If a line in the entries below includes "this", show that line.
[[ Available data open ]]
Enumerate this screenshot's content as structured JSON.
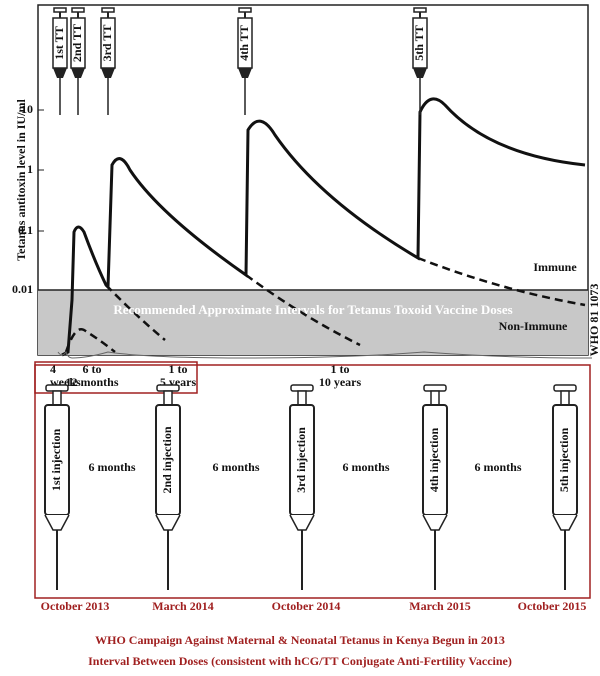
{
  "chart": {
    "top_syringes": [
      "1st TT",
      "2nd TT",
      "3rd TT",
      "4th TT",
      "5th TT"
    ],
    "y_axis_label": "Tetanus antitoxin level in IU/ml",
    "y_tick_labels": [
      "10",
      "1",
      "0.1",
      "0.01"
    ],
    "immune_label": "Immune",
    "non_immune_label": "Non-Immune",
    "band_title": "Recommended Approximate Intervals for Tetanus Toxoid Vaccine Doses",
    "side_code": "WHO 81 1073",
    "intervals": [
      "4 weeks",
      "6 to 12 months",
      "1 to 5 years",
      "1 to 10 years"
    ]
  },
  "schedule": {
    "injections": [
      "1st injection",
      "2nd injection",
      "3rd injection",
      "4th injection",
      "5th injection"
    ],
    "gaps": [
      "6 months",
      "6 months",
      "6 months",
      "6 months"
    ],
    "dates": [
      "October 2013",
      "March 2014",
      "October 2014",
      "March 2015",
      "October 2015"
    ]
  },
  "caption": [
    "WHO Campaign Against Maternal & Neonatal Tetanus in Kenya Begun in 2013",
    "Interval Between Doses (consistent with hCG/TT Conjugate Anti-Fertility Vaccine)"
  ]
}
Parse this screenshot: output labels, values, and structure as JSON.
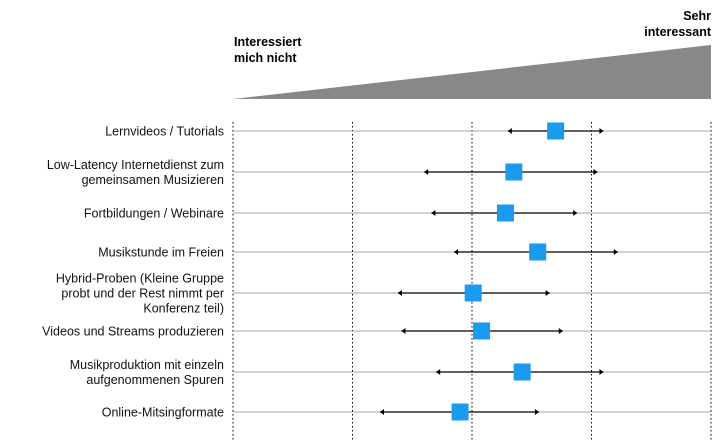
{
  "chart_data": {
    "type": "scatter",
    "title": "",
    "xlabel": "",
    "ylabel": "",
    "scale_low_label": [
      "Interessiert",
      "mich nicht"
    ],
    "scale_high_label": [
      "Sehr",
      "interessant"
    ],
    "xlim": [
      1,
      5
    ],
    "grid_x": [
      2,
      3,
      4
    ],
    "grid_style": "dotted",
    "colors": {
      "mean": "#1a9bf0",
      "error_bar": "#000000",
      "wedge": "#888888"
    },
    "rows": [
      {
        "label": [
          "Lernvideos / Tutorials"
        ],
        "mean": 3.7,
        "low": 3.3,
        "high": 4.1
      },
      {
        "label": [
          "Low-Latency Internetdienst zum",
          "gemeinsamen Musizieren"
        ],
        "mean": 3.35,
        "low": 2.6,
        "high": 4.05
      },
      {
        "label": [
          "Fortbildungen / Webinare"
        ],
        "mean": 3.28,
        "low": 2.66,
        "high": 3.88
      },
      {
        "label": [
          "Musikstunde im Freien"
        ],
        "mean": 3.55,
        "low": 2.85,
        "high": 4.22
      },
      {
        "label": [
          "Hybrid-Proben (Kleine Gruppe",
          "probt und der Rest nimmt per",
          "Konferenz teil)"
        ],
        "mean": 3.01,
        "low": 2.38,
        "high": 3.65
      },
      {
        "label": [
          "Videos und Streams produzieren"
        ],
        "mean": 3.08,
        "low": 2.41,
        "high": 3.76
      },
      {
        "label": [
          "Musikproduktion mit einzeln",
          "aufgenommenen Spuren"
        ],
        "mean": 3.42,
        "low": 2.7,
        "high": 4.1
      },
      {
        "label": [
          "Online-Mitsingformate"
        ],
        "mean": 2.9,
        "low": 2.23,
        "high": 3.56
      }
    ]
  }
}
[[ Available data closed ]]
[[ Available data open ]]
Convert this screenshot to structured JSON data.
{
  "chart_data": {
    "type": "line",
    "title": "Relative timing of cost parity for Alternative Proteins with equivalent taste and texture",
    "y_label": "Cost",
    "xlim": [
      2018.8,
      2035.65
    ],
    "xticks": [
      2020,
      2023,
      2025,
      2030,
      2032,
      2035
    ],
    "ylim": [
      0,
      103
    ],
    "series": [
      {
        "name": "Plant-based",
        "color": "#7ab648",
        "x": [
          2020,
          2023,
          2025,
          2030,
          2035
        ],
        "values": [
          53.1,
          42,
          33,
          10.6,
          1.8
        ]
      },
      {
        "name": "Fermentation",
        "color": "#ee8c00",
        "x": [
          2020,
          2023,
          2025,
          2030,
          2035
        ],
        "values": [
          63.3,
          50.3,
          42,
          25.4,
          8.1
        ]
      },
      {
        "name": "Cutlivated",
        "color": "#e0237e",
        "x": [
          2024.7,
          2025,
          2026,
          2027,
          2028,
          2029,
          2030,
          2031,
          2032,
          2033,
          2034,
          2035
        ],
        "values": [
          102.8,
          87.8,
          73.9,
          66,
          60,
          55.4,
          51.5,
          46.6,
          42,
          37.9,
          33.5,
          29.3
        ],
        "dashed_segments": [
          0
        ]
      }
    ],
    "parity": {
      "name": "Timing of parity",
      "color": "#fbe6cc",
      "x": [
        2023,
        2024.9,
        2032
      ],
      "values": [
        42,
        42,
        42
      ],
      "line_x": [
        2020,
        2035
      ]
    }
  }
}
[[ Available data closed ]]
| Completed exercise |
Enumerate this screenshot's content as structured JSON.
Parse this screenshot: output labels, values, and structure as JSON.
Convert this screenshot to structured JSON data.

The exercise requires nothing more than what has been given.